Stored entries
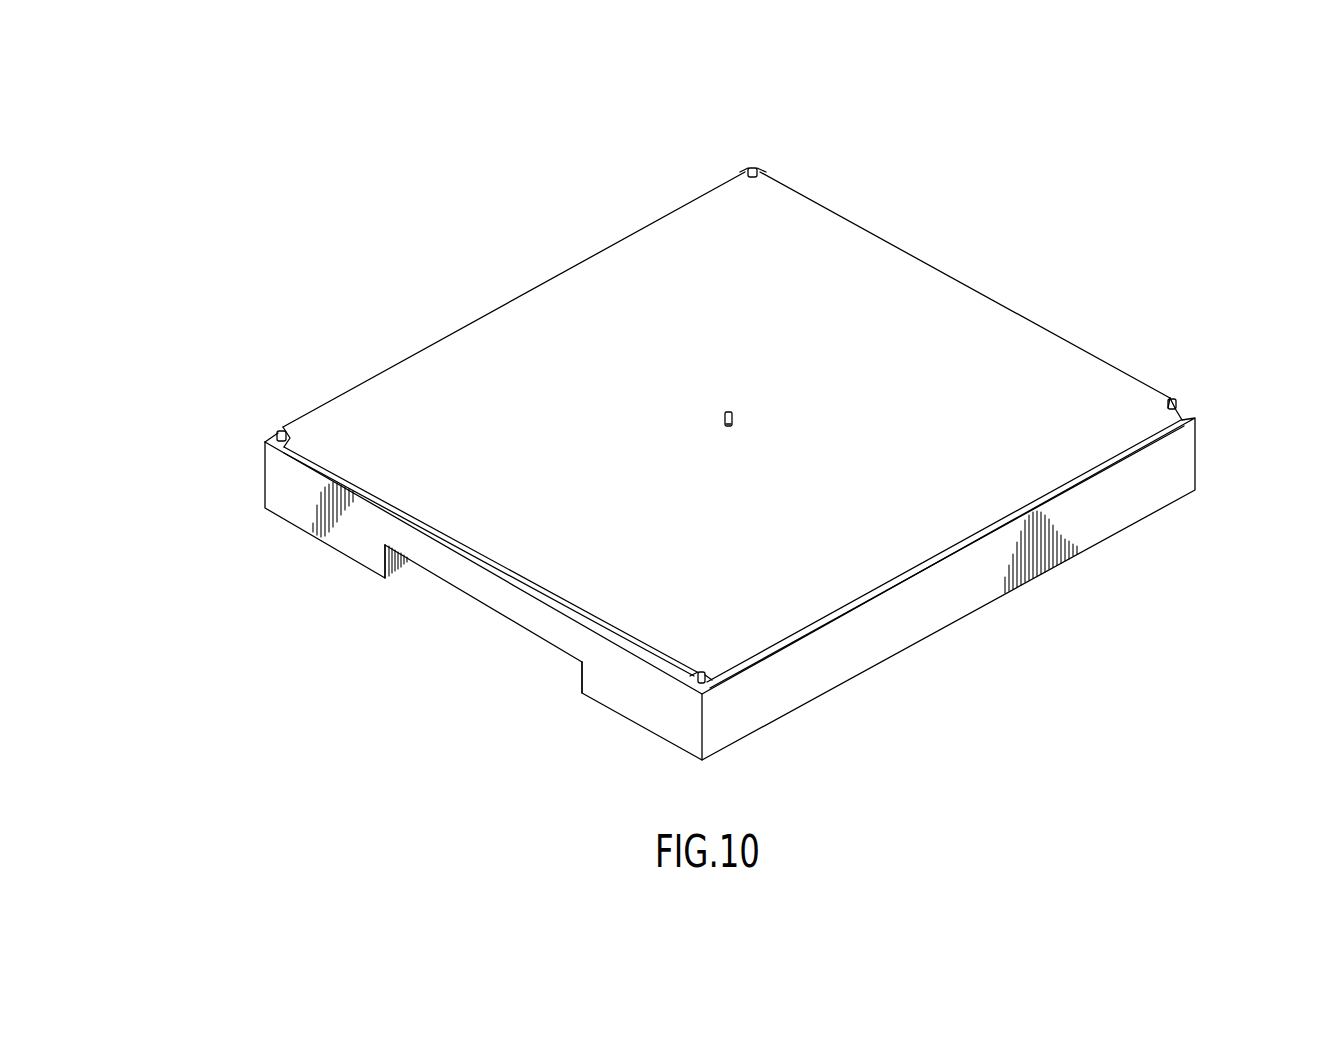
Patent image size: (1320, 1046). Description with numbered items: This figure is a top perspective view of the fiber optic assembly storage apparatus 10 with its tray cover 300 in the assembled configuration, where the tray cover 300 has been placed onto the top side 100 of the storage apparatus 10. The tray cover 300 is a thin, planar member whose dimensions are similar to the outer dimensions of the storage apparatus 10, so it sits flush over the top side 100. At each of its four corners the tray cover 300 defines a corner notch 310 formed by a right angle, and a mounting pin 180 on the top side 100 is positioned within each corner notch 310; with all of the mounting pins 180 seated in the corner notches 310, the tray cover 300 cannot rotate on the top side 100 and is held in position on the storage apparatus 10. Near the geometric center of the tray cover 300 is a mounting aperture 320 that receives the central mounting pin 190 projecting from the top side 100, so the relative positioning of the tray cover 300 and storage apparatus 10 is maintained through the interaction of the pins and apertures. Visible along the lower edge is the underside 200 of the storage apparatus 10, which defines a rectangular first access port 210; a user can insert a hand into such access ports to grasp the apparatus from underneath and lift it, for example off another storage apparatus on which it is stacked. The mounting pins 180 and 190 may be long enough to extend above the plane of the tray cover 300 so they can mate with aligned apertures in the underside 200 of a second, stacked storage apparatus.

The storage apparatus 10 is at (508, 237).
The top side 100 is at (860, 620).
The mounting pin 180 is at (751, 167).
The mounting pin 190 is at (731, 411).
The underside 200 is at (595, 703).
The first access port 210 is at (473, 598).
The tray cover 300 is at (925, 290).
The corner notch 310 is at (771, 156).
The mounting aperture 320 is at (732, 435).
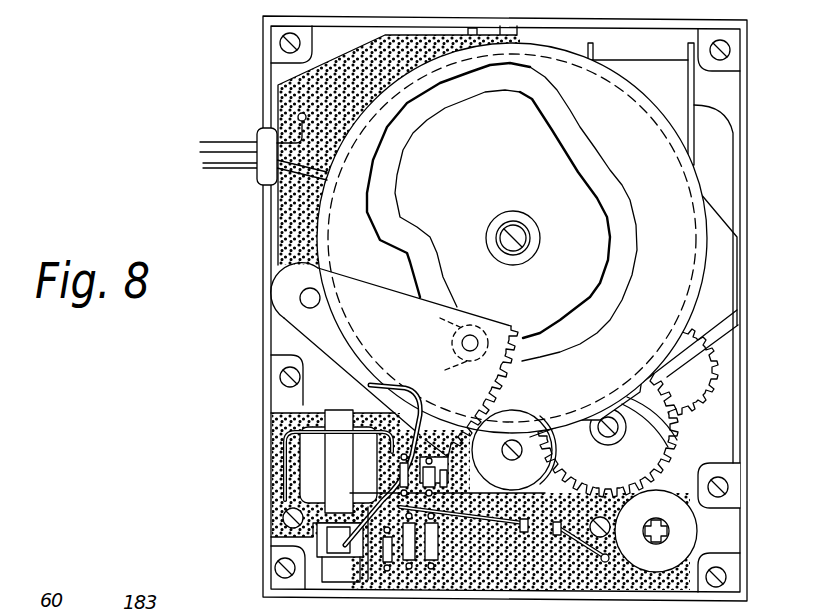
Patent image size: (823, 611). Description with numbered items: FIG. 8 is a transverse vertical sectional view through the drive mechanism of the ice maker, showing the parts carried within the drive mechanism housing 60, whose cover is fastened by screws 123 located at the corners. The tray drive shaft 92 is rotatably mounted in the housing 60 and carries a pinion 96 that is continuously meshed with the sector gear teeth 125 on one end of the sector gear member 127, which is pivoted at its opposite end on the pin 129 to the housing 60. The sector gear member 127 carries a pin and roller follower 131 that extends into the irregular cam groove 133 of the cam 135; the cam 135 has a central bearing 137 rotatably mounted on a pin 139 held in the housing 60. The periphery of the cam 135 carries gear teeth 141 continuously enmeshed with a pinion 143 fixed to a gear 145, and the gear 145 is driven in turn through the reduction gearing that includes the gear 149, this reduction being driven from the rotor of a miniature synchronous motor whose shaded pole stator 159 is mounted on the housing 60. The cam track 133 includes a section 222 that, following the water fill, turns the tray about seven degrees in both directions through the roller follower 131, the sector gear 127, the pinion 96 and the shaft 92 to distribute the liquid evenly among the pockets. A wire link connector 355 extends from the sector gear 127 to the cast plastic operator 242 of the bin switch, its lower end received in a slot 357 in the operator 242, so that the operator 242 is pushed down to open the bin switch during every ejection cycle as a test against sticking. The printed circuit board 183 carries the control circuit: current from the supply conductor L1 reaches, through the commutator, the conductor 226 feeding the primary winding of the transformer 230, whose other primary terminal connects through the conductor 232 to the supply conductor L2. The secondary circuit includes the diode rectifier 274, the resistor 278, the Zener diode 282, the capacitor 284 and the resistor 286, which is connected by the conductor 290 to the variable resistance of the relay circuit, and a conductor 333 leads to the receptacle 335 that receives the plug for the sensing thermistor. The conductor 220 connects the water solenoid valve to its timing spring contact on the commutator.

The drive mechanism housing 60 is at (263, 24).
The screws 123 is at (279, 44).
The cam 135 is at (427, 64).
The synchronous clock-type shaded pole stator 159 is at (728, 140).
The gear 149 is at (698, 370).
The gear teeth 141 is at (672, 430).
The pinion 143 is at (676, 440).
The gear 145 is at (668, 458).
The cam groove 133 is at (453, 103).
The central bearing 137 is at (516, 226).
The pin 139 is at (522, 236).
The cam track section 222 is at (524, 334).
The pinion 96 is at (505, 412).
The tray drive shaft 92 is at (522, 450).
The sector gear member 127 is at (300, 325).
The pin 129 is at (300, 298).
The pin and roller follower 131 is at (455, 344).
The sector gear teeth 125 is at (513, 332).
The transformer 230 is at (305, 465).
The conductor 232 is at (302, 438).
The conductor 226 is at (370, 412).
The slot 357 is at (317, 533).
The wire link connector 355 is at (422, 412).
The Zener diode 282 is at (425, 468).
The capacitor 284 is at (438, 482).
The resistor 286 is at (440, 553).
The diode rectifier 274 is at (385, 571).
The resistor 278 is at (410, 569).
The operator 242 is at (332, 585).
The receptacle 335 is at (598, 552).
The conductor 333 is at (604, 548).
The conductor 290 is at (659, 562).
The conductor 220 is at (256, 168).
The printed circuit board 183 is at (277, 237).
The supply conductor L-2 L2 is at (305, 125).
The supply conductor L-1 L1 is at (312, 152).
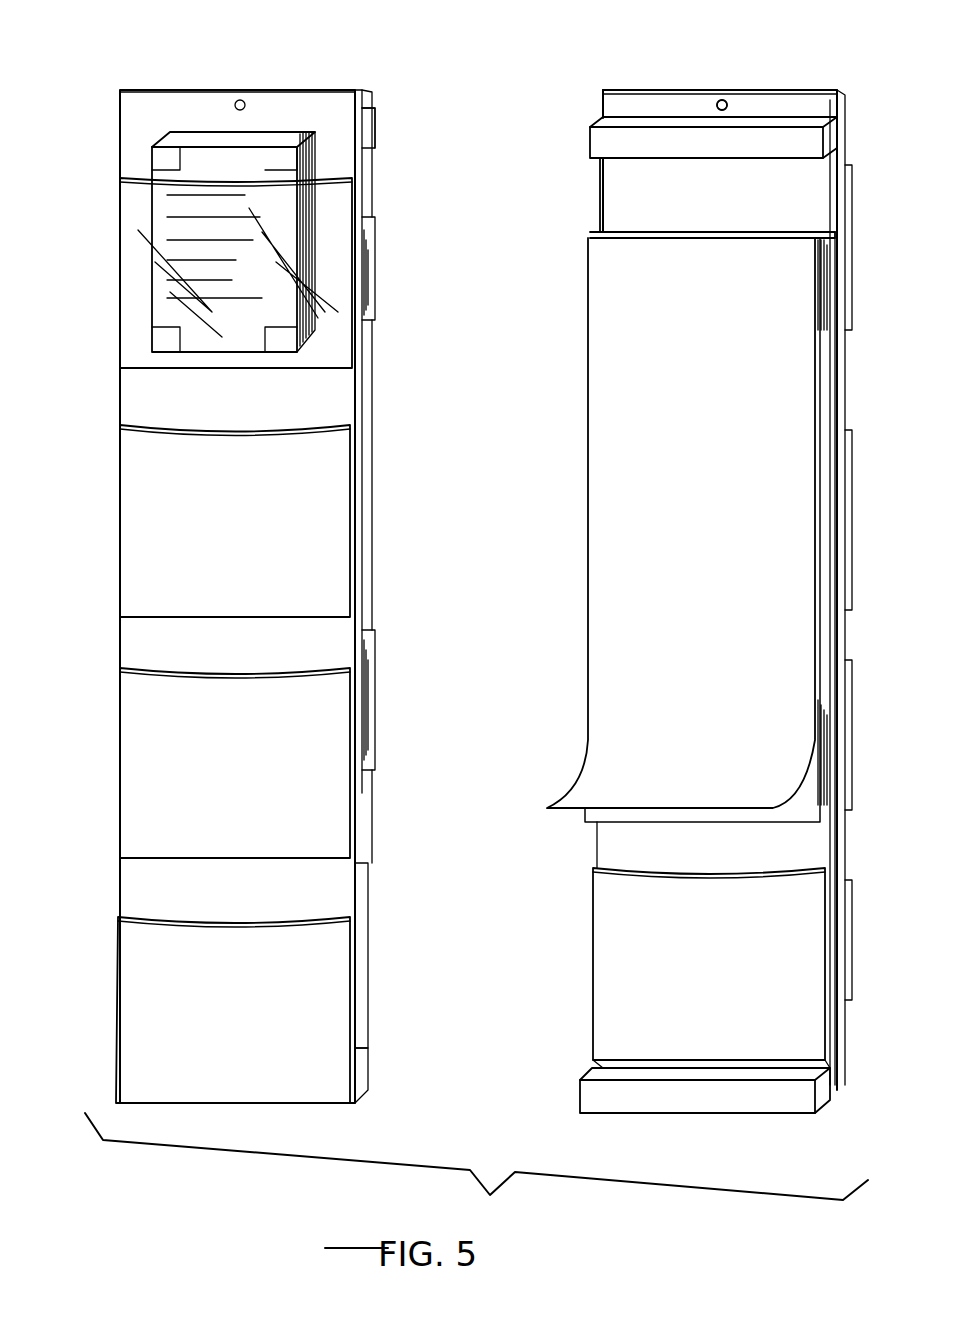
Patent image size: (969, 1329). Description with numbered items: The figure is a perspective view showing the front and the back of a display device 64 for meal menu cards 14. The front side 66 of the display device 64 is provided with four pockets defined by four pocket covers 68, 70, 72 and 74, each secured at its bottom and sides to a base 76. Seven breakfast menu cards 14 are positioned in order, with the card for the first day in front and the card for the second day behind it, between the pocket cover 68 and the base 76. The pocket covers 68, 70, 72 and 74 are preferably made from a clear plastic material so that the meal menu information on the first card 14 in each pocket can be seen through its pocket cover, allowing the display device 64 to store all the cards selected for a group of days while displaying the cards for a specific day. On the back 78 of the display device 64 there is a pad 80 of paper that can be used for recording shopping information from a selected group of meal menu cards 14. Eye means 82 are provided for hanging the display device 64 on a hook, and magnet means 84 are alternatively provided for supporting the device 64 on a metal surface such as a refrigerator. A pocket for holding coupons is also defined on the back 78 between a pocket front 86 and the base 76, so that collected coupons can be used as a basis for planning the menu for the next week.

The meal menu cards 14 is at (318, 168).
The display device 64 is at (340, 85).
The front side 66 is at (150, 105).
The pocket cover 68 is at (135, 165).
The pocket cover 70 is at (140, 428).
The pocket cover 72 is at (142, 675).
The pocket cover 74 is at (140, 908).
The base 76 is at (364, 96).
The back 78 is at (652, 102).
The pad of paper 80 is at (590, 235).
The eye means 82 is at (717, 100).
The magnet means 84 is at (793, 115).
The pocket front 86 is at (610, 872).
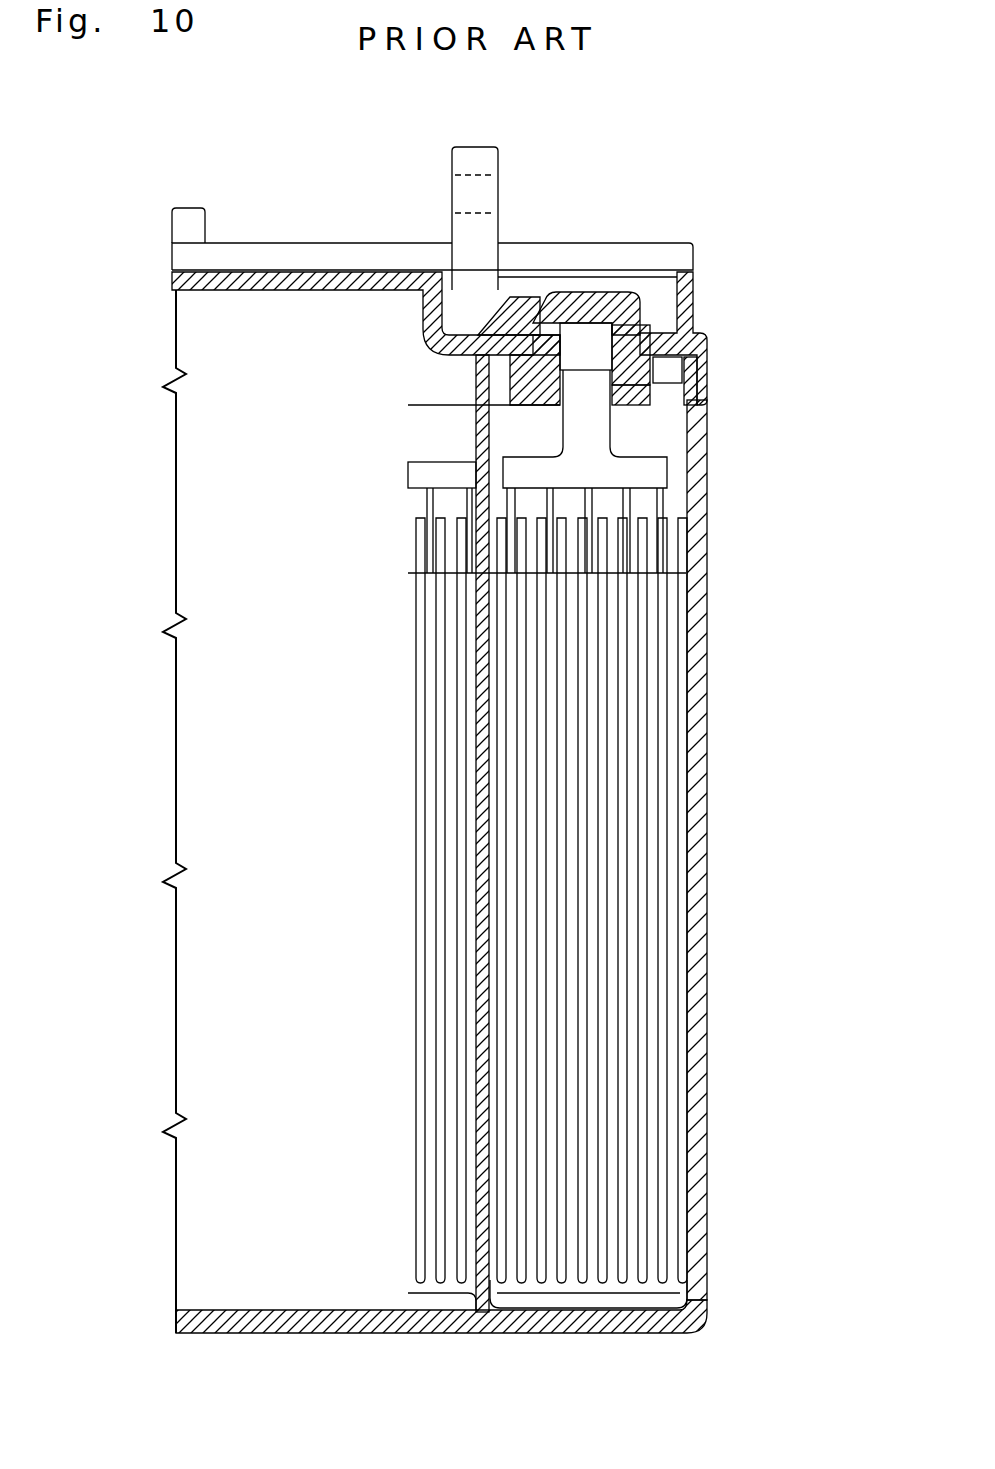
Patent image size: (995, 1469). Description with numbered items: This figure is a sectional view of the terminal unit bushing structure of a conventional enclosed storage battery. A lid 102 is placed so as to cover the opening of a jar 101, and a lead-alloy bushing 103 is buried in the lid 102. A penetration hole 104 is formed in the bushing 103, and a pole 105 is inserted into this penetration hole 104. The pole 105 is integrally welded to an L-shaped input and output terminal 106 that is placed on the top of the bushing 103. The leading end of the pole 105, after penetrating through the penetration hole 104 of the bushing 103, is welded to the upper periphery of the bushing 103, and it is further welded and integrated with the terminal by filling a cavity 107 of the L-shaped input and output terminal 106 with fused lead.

The jar 101 is at (702, 498).
The lid 102 is at (693, 288).
The lead-alloy bushing 103 is at (640, 337).
The penetration hole 104 is at (642, 405).
The pole 105 is at (585, 343).
The L-shaped input and output terminal 106 is at (482, 193).
The cavity 107 is at (575, 296).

- _Goal of the exercise_: Copy every line of the entries above word for word, omitting the pictures.

- _Correct response_:
Patent image size: (1320, 1046). Description with numbered items: This figure is a top perspective view of the fiber optic assembly storage apparatus 10 with its tray cover 300 in the assembled configuration, where the tray cover 300 has been placed onto the top side 100 of the storage apparatus 10. The tray cover 300 is a thin, planar member whose dimensions are similar to the outer dimensions of the storage apparatus 10, so it sits flush over the top side 100. At each of its four corners the tray cover 300 defines a corner notch 310 formed by a right angle, and a mounting pin 180 on the top side 100 is positioned within each corner notch 310; with all of the mounting pins 180 seated in the corner notches 310, the tray cover 300 cannot rotate on the top side 100 and is held in position on the storage apparatus 10. Near the geometric center of the tray cover 300 is a mounting aperture 320 that receives the central mounting pin 190 projecting from the top side 100, so the relative positioning of the tray cover 300 and storage apparatus 10 is maintained through the interaction of the pins and apertures. Visible along the lower edge is the underside 200 of the storage apparatus 10, which defines a rectangular first access port 210; a user can insert a hand into such access ports to grasp the apparatus from underneath and lift it, for example off another storage apparatus on which it is stacked. The mounting pins 180 and 190 may be long enough to extend above the plane of the tray cover 300 so they can mate with aligned apertures in the underside 200 of a second, stacked storage apparatus.

The storage apparatus 10 is at (508, 237).
The top side 100 is at (860, 620).
The mounting pin 180 is at (751, 167).
The mounting pin 190 is at (731, 411).
The underside 200 is at (595, 703).
The first access port 210 is at (473, 598).
The tray cover 300 is at (925, 290).
The corner notch 310 is at (771, 156).
The mounting aperture 320 is at (732, 435).
Patent image size: (823, 611). Description with numbered items: FIG. 8 is a transverse vertical sectional view through the drive mechanism of the ice maker, showing the parts carried within the drive mechanism housing 60, whose cover is fastened by screws 123 located at the corners. The tray drive shaft 92 is rotatably mounted in the housing 60 and carries a pinion 96 that is continuously meshed with the sector gear teeth 125 on one end of the sector gear member 127, which is pivoted at its opposite end on the pin 129 to the housing 60. The sector gear member 127 carries a pin and roller follower 131 that extends into the irregular cam groove 133 of the cam 135; the cam 135 has a central bearing 137 rotatably mounted on a pin 139 held in the housing 60. The periphery of the cam 135 carries gear teeth 141 continuously enmeshed with a pinion 143 fixed to a gear 145, and the gear 145 is driven in turn through the reduction gearing that includes the gear 149, this reduction being driven from the rotor of a miniature synchronous motor whose shaded pole stator 159 is mounted on the housing 60. The cam track 133 includes a section 222 that, following the water fill, turns the tray about seven degrees in both directions through the roller follower 131, the sector gear 127, the pinion 96 and the shaft 92 to distribute the liquid evenly among the pockets. A wire link connector 355 extends from the sector gear 127 to the cast plastic operator 242 of the bin switch, its lower end received in a slot 357 in the operator 242, so that the operator 242 is pushed down to open the bin switch during every ejection cycle as a test against sticking. The printed circuit board 183 carries the control circuit: current from the supply conductor L1 reaches, through the commutator, the conductor 226 feeding the primary winding of the transformer 230, whose other primary terminal connects through the conductor 232 to the supply conductor L2. The secondary circuit includes the diode rectifier 274, the resistor 278, the Zener diode 282, the capacitor 284 and the resistor 286, which is connected by the conductor 290 to the variable resistance of the relay circuit, and a conductor 333 leads to the receptacle 335 that receives the plug for the sensing thermistor. The conductor 220 connects the water solenoid valve to its timing spring contact on the commutator.

The drive mechanism housing 60 is at (263, 24).
The screws 123 is at (279, 44).
The cam 135 is at (427, 64).
The synchronous clock-type shaded pole stator 159 is at (728, 140).
The gear 149 is at (698, 370).
The gear teeth 141 is at (672, 430).
The pinion 143 is at (676, 440).
The gear 145 is at (668, 458).
The cam groove 133 is at (453, 103).
The central bearing 137 is at (516, 226).
The pin 139 is at (522, 236).
The cam track section 222 is at (524, 334).
The pinion 96 is at (505, 412).
The tray drive shaft 92 is at (522, 450).
The sector gear member 127 is at (300, 325).
The pin 129 is at (300, 298).
The pin and roller follower 131 is at (455, 344).
The sector gear teeth 125 is at (513, 332).
The transformer 230 is at (305, 465).
The conductor 232 is at (302, 438).
The conductor 226 is at (370, 412).
The slot 357 is at (317, 533).
The wire link connector 355 is at (422, 412).
The Zener diode 282 is at (425, 468).
The capacitor 284 is at (438, 482).
The resistor 286 is at (440, 553).
The diode rectifier 274 is at (385, 571).
The resistor 278 is at (410, 569).
The operator 242 is at (332, 585).
The receptacle 335 is at (598, 552).
The conductor 333 is at (604, 548).
The conductor 290 is at (659, 562).
The conductor 220 is at (256, 168).
The printed circuit board 183 is at (277, 237).
The supply conductor L-2 L2 is at (305, 125).
The supply conductor L-1 L1 is at (312, 152).
Patent image size: (969, 1329). Description with numbered items: The figure is a perspective view showing the front and the back of a display device 64 for meal menu cards 14. The front side 66 of the display device 64 is provided with four pockets defined by four pocket covers 68, 70, 72 and 74, each secured at its bottom and sides to a base 76. Seven breakfast menu cards 14 are positioned in order, with the card for the first day in front and the card for the second day behind it, between the pocket cover 68 and the base 76. The pocket covers 68, 70, 72 and 74 are preferably made from a clear plastic material so that the meal menu information on the first card 14 in each pocket can be seen through its pocket cover, allowing the display device 64 to store all the cards selected for a group of days while displaying the cards for a specific day. On the back 78 of the display device 64 there is a pad 80 of paper that can be used for recording shopping information from a selected group of meal menu cards 14. Eye means 82 are provided for hanging the display device 64 on a hook, and magnet means 84 are alternatively provided for supporting the device 64 on a metal surface such as a refrigerator. A pocket for holding coupons is also defined on the back 78 between a pocket front 86 and the base 76, so that collected coupons can be used as a basis for planning the menu for the next week.

The meal menu cards 14 is at (318, 168).
The display device 64 is at (340, 85).
The front side 66 is at (150, 105).
The pocket cover 68 is at (135, 165).
The pocket cover 70 is at (140, 428).
The pocket cover 72 is at (142, 675).
The pocket cover 74 is at (140, 908).
The base 76 is at (364, 96).
The back 78 is at (652, 102).
The pad of paper 80 is at (590, 235).
The eye means 82 is at (717, 100).
The magnet means 84 is at (793, 115).
The pocket front 86 is at (610, 872).
Patent image size: (995, 1469). Description with numbered items: This figure is a sectional view of the terminal unit bushing structure of a conventional enclosed storage battery. A lid 102 is placed so as to cover the opening of a jar 101, and a lead-alloy bushing 103 is buried in the lid 102. A penetration hole 104 is formed in the bushing 103, and a pole 105 is inserted into this penetration hole 104. The pole 105 is integrally welded to an L-shaped input and output terminal 106 that is placed on the top of the bushing 103. The leading end of the pole 105, after penetrating through the penetration hole 104 of the bushing 103, is welded to the upper periphery of the bushing 103, and it is further welded and integrated with the terminal by filling a cavity 107 of the L-shaped input and output terminal 106 with fused lead.

The jar 101 is at (702, 498).
The lid 102 is at (693, 288).
The lead-alloy bushing 103 is at (640, 337).
The penetration hole 104 is at (642, 405).
The pole 105 is at (585, 343).
The L-shaped input and output terminal 106 is at (482, 193).
The cavity 107 is at (575, 296).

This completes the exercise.